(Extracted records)
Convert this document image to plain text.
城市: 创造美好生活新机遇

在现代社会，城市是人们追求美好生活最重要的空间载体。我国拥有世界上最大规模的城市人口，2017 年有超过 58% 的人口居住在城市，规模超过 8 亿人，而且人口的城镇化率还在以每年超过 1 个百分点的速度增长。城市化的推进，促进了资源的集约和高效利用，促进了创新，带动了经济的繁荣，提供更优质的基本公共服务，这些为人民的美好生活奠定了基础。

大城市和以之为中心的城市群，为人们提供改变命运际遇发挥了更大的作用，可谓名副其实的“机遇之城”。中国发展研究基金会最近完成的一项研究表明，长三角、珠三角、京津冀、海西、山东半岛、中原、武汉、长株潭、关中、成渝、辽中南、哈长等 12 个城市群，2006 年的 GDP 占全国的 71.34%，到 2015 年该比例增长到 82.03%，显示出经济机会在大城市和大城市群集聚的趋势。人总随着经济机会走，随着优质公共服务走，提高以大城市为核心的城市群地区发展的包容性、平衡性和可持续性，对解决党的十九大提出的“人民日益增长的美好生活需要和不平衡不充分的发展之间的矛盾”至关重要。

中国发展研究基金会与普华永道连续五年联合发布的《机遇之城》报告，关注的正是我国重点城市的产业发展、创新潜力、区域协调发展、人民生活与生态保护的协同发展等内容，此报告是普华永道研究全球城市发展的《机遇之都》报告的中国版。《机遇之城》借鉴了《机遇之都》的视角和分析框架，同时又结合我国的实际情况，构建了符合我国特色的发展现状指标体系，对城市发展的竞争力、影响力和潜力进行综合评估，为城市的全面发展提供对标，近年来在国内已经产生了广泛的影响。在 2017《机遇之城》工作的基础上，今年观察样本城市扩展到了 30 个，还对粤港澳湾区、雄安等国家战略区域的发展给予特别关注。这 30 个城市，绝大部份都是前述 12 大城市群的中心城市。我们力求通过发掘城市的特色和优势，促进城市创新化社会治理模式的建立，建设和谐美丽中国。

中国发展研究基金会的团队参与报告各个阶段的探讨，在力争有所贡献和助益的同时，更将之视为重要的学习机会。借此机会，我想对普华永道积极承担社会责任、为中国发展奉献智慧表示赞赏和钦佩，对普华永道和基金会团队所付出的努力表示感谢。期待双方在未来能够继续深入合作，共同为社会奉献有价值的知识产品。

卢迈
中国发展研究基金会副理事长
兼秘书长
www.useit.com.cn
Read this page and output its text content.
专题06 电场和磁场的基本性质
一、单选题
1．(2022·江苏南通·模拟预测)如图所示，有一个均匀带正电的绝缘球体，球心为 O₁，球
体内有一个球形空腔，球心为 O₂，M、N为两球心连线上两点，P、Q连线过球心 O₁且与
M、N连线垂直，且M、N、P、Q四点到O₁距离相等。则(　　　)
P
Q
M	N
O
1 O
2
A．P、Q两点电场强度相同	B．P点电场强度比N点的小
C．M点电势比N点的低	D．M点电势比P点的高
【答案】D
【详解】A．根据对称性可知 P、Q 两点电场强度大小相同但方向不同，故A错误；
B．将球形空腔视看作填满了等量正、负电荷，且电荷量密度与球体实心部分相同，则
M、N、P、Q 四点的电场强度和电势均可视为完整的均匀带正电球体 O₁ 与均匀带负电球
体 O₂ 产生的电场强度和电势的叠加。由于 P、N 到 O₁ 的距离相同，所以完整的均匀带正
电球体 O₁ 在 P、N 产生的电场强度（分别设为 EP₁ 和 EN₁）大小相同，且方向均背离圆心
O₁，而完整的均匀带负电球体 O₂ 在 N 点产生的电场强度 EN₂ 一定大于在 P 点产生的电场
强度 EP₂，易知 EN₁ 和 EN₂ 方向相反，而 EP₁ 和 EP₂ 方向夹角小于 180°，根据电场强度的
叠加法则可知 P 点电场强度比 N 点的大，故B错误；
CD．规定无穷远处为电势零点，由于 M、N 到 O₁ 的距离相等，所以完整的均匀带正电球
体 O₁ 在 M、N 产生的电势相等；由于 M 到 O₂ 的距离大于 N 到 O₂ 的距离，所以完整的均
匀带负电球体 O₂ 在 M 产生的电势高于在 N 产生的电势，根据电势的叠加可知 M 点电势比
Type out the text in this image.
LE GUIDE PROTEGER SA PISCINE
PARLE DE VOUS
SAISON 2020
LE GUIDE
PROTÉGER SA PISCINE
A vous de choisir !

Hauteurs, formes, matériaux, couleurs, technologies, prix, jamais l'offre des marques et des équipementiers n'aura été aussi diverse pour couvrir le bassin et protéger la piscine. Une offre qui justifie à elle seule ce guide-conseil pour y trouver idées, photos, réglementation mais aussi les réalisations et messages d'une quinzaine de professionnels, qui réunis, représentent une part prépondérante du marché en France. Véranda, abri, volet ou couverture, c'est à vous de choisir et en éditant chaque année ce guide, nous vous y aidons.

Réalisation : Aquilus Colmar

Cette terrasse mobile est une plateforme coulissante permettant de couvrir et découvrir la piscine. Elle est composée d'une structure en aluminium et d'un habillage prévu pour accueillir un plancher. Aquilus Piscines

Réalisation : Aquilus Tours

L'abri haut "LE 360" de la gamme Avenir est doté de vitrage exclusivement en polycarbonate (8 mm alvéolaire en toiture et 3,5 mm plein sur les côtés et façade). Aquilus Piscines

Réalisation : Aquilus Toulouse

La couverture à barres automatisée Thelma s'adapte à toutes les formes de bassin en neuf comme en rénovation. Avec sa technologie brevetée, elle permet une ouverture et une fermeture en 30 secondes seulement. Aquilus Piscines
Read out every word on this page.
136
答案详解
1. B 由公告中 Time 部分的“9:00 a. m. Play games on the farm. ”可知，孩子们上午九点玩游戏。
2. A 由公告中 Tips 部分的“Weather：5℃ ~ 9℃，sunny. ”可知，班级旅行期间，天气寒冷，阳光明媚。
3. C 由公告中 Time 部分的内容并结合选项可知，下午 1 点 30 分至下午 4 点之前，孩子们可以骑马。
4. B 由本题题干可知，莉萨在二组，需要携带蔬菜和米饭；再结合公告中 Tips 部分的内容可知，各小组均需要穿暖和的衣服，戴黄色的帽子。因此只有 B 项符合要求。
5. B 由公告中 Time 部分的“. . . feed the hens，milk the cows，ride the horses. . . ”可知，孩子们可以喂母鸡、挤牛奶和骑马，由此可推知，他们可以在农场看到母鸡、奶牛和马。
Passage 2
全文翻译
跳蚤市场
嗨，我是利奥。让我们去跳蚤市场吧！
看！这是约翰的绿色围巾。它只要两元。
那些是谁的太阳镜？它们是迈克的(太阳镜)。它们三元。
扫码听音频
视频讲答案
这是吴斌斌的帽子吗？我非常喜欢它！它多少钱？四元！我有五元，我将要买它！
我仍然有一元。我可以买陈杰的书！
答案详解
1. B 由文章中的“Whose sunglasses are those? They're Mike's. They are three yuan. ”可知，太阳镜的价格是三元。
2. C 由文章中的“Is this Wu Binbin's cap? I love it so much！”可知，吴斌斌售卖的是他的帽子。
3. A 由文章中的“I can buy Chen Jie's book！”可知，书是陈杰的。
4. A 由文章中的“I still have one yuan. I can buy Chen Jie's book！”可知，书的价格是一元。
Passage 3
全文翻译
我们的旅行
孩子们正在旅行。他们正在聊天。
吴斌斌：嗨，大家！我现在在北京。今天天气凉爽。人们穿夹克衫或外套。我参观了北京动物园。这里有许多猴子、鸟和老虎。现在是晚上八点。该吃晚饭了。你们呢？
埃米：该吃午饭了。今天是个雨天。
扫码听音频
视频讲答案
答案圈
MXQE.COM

## What to work on
Return every line above that contains the word "bassin".

## Correct result
Hauteurs, formes, matériaux, couleurs, technologies, prix, jamais l'offre des marques et des équipementiers n'aura été aussi diverse pour couvrir le bassin et protéger la piscine. Une offre qui justifie à elle seule ce guide-conseil pour y trouver idées, photos, réglementation mais aussi les réalisations et messages d'une quinzaine de professionnels, qui réunis, représentent une part prépondérante du marché en France. Véranda, abri, volet ou couverture, c'est à vous de choisir et en éditant chaque année ce guide, nous vous y aidons.
La couverture à barres automatisée Thelma s'adapte à toutes les formes de bassin en neuf comme en rénovation. Avec sa technologie brevetée, elle permet une ouverture et une fermeture en 30 secondes seulement. Aquilus Piscines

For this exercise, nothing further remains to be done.